§ Data to use

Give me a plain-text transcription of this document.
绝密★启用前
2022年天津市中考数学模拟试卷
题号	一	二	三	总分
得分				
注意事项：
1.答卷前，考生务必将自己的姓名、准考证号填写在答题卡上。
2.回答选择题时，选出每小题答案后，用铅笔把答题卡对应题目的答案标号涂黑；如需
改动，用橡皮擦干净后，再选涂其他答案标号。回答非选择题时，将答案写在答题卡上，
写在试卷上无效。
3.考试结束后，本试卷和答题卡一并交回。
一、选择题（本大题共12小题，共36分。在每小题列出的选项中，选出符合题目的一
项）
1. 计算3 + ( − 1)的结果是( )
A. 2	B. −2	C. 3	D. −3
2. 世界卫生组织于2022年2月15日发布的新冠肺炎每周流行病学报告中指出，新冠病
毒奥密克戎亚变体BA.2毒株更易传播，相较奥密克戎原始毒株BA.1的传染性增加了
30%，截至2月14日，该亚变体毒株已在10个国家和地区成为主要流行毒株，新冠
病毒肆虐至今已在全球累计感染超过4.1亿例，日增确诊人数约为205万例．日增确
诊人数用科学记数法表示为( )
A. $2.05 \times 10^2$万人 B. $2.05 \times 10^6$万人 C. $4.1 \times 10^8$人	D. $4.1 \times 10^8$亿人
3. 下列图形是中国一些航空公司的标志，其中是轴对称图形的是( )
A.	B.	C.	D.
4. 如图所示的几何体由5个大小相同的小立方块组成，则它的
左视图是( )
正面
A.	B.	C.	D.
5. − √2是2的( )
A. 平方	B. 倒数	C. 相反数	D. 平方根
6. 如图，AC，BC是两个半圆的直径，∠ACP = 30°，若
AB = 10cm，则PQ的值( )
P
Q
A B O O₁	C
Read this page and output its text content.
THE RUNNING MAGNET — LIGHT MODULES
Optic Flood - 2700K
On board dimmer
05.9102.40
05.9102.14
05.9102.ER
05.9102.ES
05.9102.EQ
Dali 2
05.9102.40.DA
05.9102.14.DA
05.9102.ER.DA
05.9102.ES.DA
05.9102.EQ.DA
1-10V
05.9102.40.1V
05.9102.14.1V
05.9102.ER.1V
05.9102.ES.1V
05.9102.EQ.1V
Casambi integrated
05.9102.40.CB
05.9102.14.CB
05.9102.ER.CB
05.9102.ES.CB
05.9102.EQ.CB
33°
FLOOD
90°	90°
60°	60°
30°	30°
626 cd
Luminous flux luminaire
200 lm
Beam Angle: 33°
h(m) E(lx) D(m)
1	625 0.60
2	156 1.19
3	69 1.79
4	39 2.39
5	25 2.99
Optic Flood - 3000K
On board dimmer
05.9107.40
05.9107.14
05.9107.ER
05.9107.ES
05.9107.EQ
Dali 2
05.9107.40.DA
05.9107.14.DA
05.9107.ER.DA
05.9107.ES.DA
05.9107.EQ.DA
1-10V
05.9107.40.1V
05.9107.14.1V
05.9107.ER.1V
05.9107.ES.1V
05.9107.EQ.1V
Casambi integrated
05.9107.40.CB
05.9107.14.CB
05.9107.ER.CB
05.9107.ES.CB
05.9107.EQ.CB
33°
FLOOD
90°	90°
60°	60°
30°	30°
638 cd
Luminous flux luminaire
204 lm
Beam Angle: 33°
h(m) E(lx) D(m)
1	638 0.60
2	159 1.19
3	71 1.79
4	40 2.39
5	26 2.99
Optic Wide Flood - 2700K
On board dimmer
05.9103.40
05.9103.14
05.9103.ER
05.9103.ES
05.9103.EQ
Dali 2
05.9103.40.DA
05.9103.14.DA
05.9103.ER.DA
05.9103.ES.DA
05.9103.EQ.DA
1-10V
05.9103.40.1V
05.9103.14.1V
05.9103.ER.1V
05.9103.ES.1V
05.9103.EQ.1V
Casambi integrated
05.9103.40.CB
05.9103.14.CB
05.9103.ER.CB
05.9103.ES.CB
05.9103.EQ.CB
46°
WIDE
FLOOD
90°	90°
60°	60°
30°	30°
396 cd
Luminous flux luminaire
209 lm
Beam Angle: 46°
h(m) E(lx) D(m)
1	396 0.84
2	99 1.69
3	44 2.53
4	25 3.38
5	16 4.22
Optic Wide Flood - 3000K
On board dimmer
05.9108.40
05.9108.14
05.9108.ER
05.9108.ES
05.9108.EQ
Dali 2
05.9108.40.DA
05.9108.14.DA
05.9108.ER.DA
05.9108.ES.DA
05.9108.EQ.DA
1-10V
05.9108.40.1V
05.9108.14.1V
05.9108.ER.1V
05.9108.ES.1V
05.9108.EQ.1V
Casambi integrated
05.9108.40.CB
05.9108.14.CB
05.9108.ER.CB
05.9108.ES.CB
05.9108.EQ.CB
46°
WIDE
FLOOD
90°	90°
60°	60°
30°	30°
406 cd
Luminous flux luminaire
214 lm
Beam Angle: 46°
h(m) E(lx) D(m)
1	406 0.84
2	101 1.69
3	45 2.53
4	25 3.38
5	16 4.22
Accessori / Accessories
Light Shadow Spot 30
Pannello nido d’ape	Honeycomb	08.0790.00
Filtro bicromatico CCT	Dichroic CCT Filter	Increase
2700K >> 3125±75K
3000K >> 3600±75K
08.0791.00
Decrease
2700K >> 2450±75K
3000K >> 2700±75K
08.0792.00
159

§ What you are asked to do
Every entry needs to be retyped exactly.

§ Result of this exercise
Give me a plain-text transcription of this document.
绝密★启用前
2022年天津市中考数学模拟试卷
题号	一	二	三	总分
得分				
注意事项：
1.答卷前，考生务必将自己的姓名、准考证号填写在答题卡上。
2.回答选择题时，选出每小题答案后，用铅笔把答题卡对应题目的答案标号涂黑；如需
改动，用橡皮擦干净后，再选涂其他答案标号。回答非选择题时，将答案写在答题卡上，
写在试卷上无效。
3.考试结束后，本试卷和答题卡一并交回。
一、选择题（本大题共12小题，共36分。在每小题列出的选项中，选出符合题目的一
项）
1. 计算3 + ( − 1)的结果是( )
A. 2	B. −2	C. 3	D. −3
2. 世界卫生组织于2022年2月15日发布的新冠肺炎每周流行病学报告中指出，新冠病
毒奥密克戎亚变体BA.2毒株更易传播，相较奥密克戎原始毒株BA.1的传染性增加了
30%，截至2月14日，该亚变体毒株已在10个国家和地区成为主要流行毒株，新冠
病毒肆虐至今已在全球累计感染超过4.1亿例，日增确诊人数约为205万例．日增确
诊人数用科学记数法表示为( )
A. $2.05 \times 10^2$万人 B. $2.05 \times 10^6$万人 C. $4.1 \times 10^8$人	D. $4.1 \times 10^8$亿人
3. 下列图形是中国一些航空公司的标志，其中是轴对称图形的是( )
A.	B.	C.	D.
4. 如图所示的几何体由5个大小相同的小立方块组成，则它的
左视图是( )
正面
A.	B.	C.	D.
5. − √2是2的( )
A. 平方	B. 倒数	C. 相反数	D. 平方根
6. 如图，AC，BC是两个半圆的直径，∠ACP = 30°，若
AB = 10cm，则PQ的值( )
P
Q
A B O O₁	C
Read this page and output its text content.
THE RUNNING MAGNET — LIGHT MODULES
Optic Flood - 2700K
On board dimmer
05.9102.40
05.9102.14
05.9102.ER
05.9102.ES
05.9102.EQ
Dali 2
05.9102.40.DA
05.9102.14.DA
05.9102.ER.DA
05.9102.ES.DA
05.9102.EQ.DA
1-10V
05.9102.40.1V
05.9102.14.1V
05.9102.ER.1V
05.9102.ES.1V
05.9102.EQ.1V
Casambi integrated
05.9102.40.CB
05.9102.14.CB
05.9102.ER.CB
05.9102.ES.CB
05.9102.EQ.CB
33°
FLOOD
90°	90°
60°	60°
30°	30°
626 cd
Luminous flux luminaire
200 lm
Beam Angle: 33°
h(m) E(lx) D(m)
1	625 0.60
2	156 1.19
3	69 1.79
4	39 2.39
5	25 2.99
Optic Flood - 3000K
On board dimmer
05.9107.40
05.9107.14
05.9107.ER
05.9107.ES
05.9107.EQ
Dali 2
05.9107.40.DA
05.9107.14.DA
05.9107.ER.DA
05.9107.ES.DA
05.9107.EQ.DA
1-10V
05.9107.40.1V
05.9107.14.1V
05.9107.ER.1V
05.9107.ES.1V
05.9107.EQ.1V
Casambi integrated
05.9107.40.CB
05.9107.14.CB
05.9107.ER.CB
05.9107.ES.CB
05.9107.EQ.CB
33°
FLOOD
90°	90°
60°	60°
30°	30°
638 cd
Luminous flux luminaire
204 lm
Beam Angle: 33°
h(m) E(lx) D(m)
1	638 0.60
2	159 1.19
3	71 1.79
4	40 2.39
5	26 2.99
Optic Wide Flood - 2700K
On board dimmer
05.9103.40
05.9103.14
05.9103.ER
05.9103.ES
05.9103.EQ
Dali 2
05.9103.40.DA
05.9103.14.DA
05.9103.ER.DA
05.9103.ES.DA
05.9103.EQ.DA
1-10V
05.9103.40.1V
05.9103.14.1V
05.9103.ER.1V
05.9103.ES.1V
05.9103.EQ.1V
Casambi integrated
05.9103.40.CB
05.9103.14.CB
05.9103.ER.CB
05.9103.ES.CB
05.9103.EQ.CB
46°
WIDE
FLOOD
90°	90°
60°	60°
30°	30°
396 cd
Luminous flux luminaire
209 lm
Beam Angle: 46°
h(m) E(lx) D(m)
1	396 0.84
2	99 1.69
3	44 2.53
4	25 3.38
5	16 4.22
Optic Wide Flood - 3000K
On board dimmer
05.9108.40
05.9108.14
05.9108.ER
05.9108.ES
05.9108.EQ
Dali 2
05.9108.40.DA
05.9108.14.DA
05.9108.ER.DA
05.9108.ES.DA
05.9108.EQ.DA
1-10V
05.9108.40.1V
05.9108.14.1V
05.9108.ER.1V
05.9108.ES.1V
05.9108.EQ.1V
Casambi integrated
05.9108.40.CB
05.9108.14.CB
05.9108.ER.CB
05.9108.ES.CB
05.9108.EQ.CB
46°
WIDE
FLOOD
90°	90°
60°	60°
30°	30°
406 cd
Luminous flux luminaire
214 lm
Beam Angle: 46°
h(m) E(lx) D(m)
1	406 0.84
2	101 1.69
3	45 2.53
4	25 3.38
5	16 4.22
Accessori / Accessories
Light Shadow Spot 30
Pannello nido d’ape	Honeycomb	08.0790.00
Filtro bicromatico CCT	Dichroic CCT Filter	Increase
2700K >> 3125±75K
3000K >> 3600±75K
08.0791.00
Decrease
2700K >> 2450±75K
3000K >> 2700±75K
08.0792.00
159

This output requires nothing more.